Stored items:
------------------------

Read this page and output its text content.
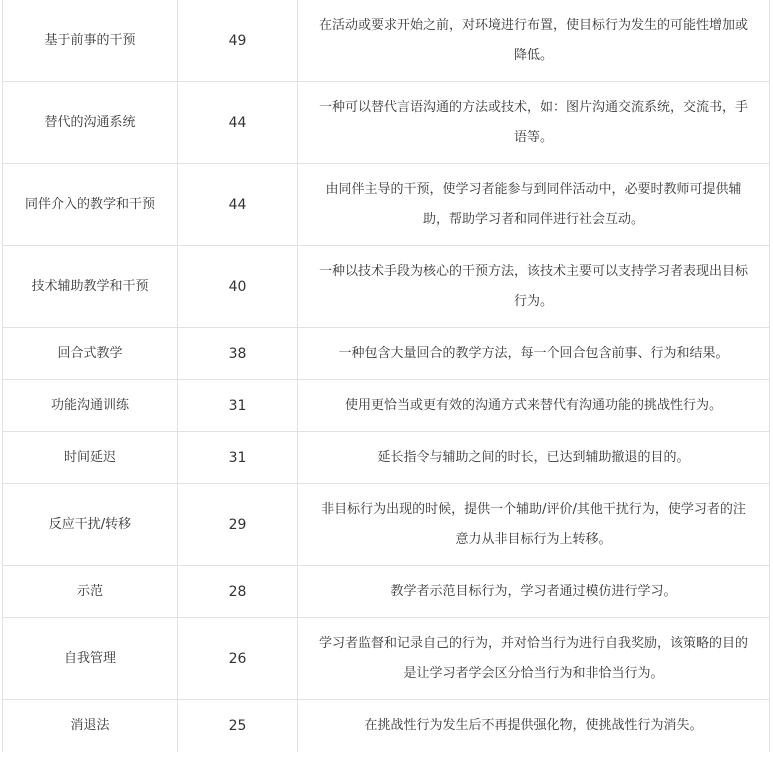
基于前事的干预	49	在活动或要求开始之前，对环境进行布置，使目标行为发生的可能性增加或降低。
替代的沟通系统	44	一种可以替代言语沟通的方法或技术，如：图片沟通交流系统，交流书，手语等。
同伴介入的教学和干预	44	由同伴主导的干预，使学习者能参与到同伴活动中，必要时教师可提供辅助，帮助学习者和同伴进行社会互动。
技术辅助教学和干预	40	一种以技术手段为核心的干预方法，该技术主要可以支持学习者表现出目标行为。
回合式教学	38	一种包含大量回合的教学方法，每一个回合包含前事、行为和结果。
功能沟通训练	31	使用更恰当或更有效的沟通方式来替代有沟通功能的挑战性行为。
时间延迟	31	延长指令与辅助之间的时长，已达到辅助撤退的目的。
反应干扰/转移	29	非目标行为出现的时候，提供一个辅助/评价/其他干扰行为，使学习者的注意力从非目标行为上转移。
示范	28	教学者示范目标行为，学习者通过模仿进行学习。
自我管理	26	学习者监督和记录自己的行为，并对恰当行为进行自我奖励，该策略的目的是让学习者学会区分恰当行为和非恰当行为。
消退法	25	在挑战性行为发生后不再提供强化物，使挑战性行为消失。
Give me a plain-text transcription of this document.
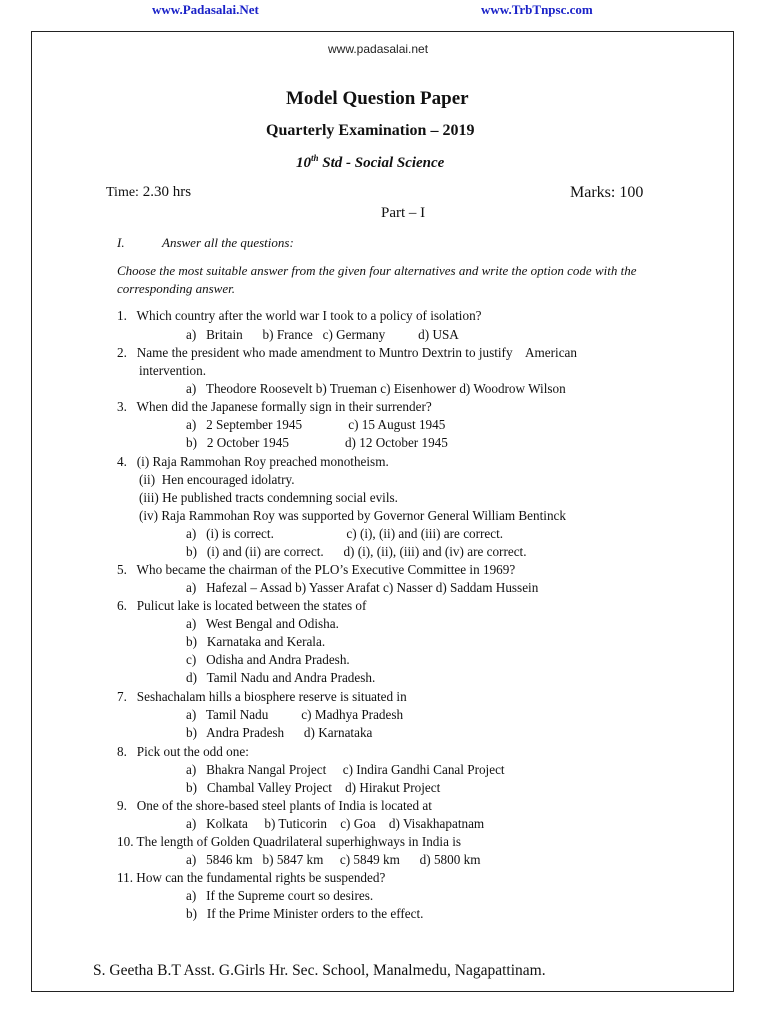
www.Padasalai.Net	www.TrbTnpsc.com
www.padasalai.net
Model Question Paper
Quarterly Examination – 2019
10th Std - Social Science
Time: 2.30 hrs	Marks: 100
Part – I
I.	Answer all the questions:
Choose the most suitable answer from the given four alternatives and write the option code with the corresponding answer.
1.   Which country after the world war I took to a policy of isolation?
a)   Britain      b) France   c) Germany          d) USA
2.   Name the president who made amendment to Muntro Dextrin to justify    American
intervention.
a)   Theodore Roosevelt b) Trueman c) Eisenhower d) Woodrow Wilson
3.   When did the Japanese formally sign in their surrender?
a)   2 September 1945              c) 15 August 1945
b)   2 October 1945                 d) 12 October 1945
4.   (i) Raja Rammohan Roy preached monotheism.
(ii)  Hen encouraged idolatry.
(iii) He published tracts condemning social evils.
(iv) Raja Rammohan Roy was supported by Governor General William Bentinck
a)   (i) is correct.                      c) (i), (ii) and (iii) are correct.
b)   (i) and (ii) are correct.      d) (i), (ii), (iii) and (iv) are correct.
5.   Who became the chairman of the PLO’s Executive Committee in 1969?
a)   Hafezal – Assad b) Yasser Arafat c) Nasser d) Saddam Hussein
6.   Pulicut lake is located between the states of
a)   West Bengal and Odisha.
b)   Karnataka and Kerala.
c)   Odisha and Andra Pradesh.
d)   Tamil Nadu and Andra Pradesh.
7.   Seshachalam hills a biosphere reserve is situated in
a)   Tamil Nadu          c) Madhya Pradesh
b)   Andra Pradesh      d) Karnataka
8.   Pick out the odd one:
a)   Bhakra Nangal Project     c) Indira Gandhi Canal Project
b)   Chambal Valley Project    d) Hirakut Project
9.   One of the shore-based steel plants of India is located at
a)   Kolkata     b) Tuticorin    c) Goa    d) Visakhapatnam
10. The length of Golden Quadrilateral superhighways in India is
a)   5846 km   b) 5847 km     c) 5849 km      d) 5800 km
11. How can the fundamental rights be suspended?
a)   If the Supreme court so desires.
b)   If the Prime Minister orders to the effect.
S. Geetha B.T Asst. G.Girls Hr. Sec. School, Manalmedu, Nagapattinam.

------------------------

PROBLEM: Make an exact copy of the data above, pictures excluded.

RESULT OF THE TASK:
Read this page and output its text content.
基于前事的干预	49	在活动或要求开始之前，对环境进行布置，使目标行为发生的可能性增加或降低。
替代的沟通系统	44	一种可以替代言语沟通的方法或技术，如：图片沟通交流系统，交流书，手语等。
同伴介入的教学和干预	44	由同伴主导的干预，使学习者能参与到同伴活动中，必要时教师可提供辅助，帮助学习者和同伴进行社会互动。
技术辅助教学和干预	40	一种以技术手段为核心的干预方法，该技术主要可以支持学习者表现出目标行为。
回合式教学	38	一种包含大量回合的教学方法，每一个回合包含前事、行为和结果。
功能沟通训练	31	使用更恰当或更有效的沟通方式来替代有沟通功能的挑战性行为。
时间延迟	31	延长指令与辅助之间的时长，已达到辅助撤退的目的。
反应干扰/转移	29	非目标行为出现的时候，提供一个辅助/评价/其他干扰行为，使学习者的注意力从非目标行为上转移。
示范	28	教学者示范目标行为，学习者通过模仿进行学习。
自我管理	26	学习者监督和记录自己的行为，并对恰当行为进行自我奖励，该策略的目的是让学习者学会区分恰当行为和非恰当行为。
消退法	25	在挑战性行为发生后不再提供强化物，使挑战性行为消失。
Give me a plain-text transcription of this document.
www.Padasalai.Net	www.TrbTnpsc.com
www.padasalai.net
Model Question Paper
Quarterly Examination – 2019
10th Std - Social Science
Time: 2.30 hrs	Marks: 100
Part – I
I.	Answer all the questions:
Choose the most suitable answer from the given four alternatives and write the option code with the corresponding answer.
1.   Which country after the world war I took to a policy of isolation?
a)   Britain      b) France   c) Germany          d) USA
2.   Name the president who made amendment to Muntro Dextrin to justify    American
intervention.
a)   Theodore Roosevelt b) Trueman c) Eisenhower d) Woodrow Wilson
3.   When did the Japanese formally sign in their surrender?
a)   2 September 1945              c) 15 August 1945
b)   2 October 1945                 d) 12 October 1945
4.   (i) Raja Rammohan Roy preached monotheism.
(ii)  Hen encouraged idolatry.
(iii) He published tracts condemning social evils.
(iv) Raja Rammohan Roy was supported by Governor General William Bentinck
a)   (i) is correct.                      c) (i), (ii) and (iii) are correct.
b)   (i) and (ii) are correct.      d) (i), (ii), (iii) and (iv) are correct.
5.   Who became the chairman of the PLO’s Executive Committee in 1969?
a)   Hafezal – Assad b) Yasser Arafat c) Nasser d) Saddam Hussein
6.   Pulicut lake is located between the states of
a)   West Bengal and Odisha.
b)   Karnataka and Kerala.
c)   Odisha and Andra Pradesh.
d)   Tamil Nadu and Andra Pradesh.
7.   Seshachalam hills a biosphere reserve is situated in
a)   Tamil Nadu          c) Madhya Pradesh
b)   Andra Pradesh      d) Karnataka
8.   Pick out the odd one:
a)   Bhakra Nangal Project     c) Indira Gandhi Canal Project
b)   Chambal Valley Project    d) Hirakut Project
9.   One of the shore-based steel plants of India is located at
a)   Kolkata     b) Tuticorin    c) Goa    d) Visakhapatnam
10. The length of Golden Quadrilateral superhighways in India is
a)   5846 km   b) 5847 km     c) 5849 km      d) 5800 km
11. How can the fundamental rights be suspended?
a)   If the Supreme court so desires.
b)   If the Prime Minister orders to the effect.
S. Geetha B.T Asst. G.Girls Hr. Sec. School, Manalmedu, Nagapattinam.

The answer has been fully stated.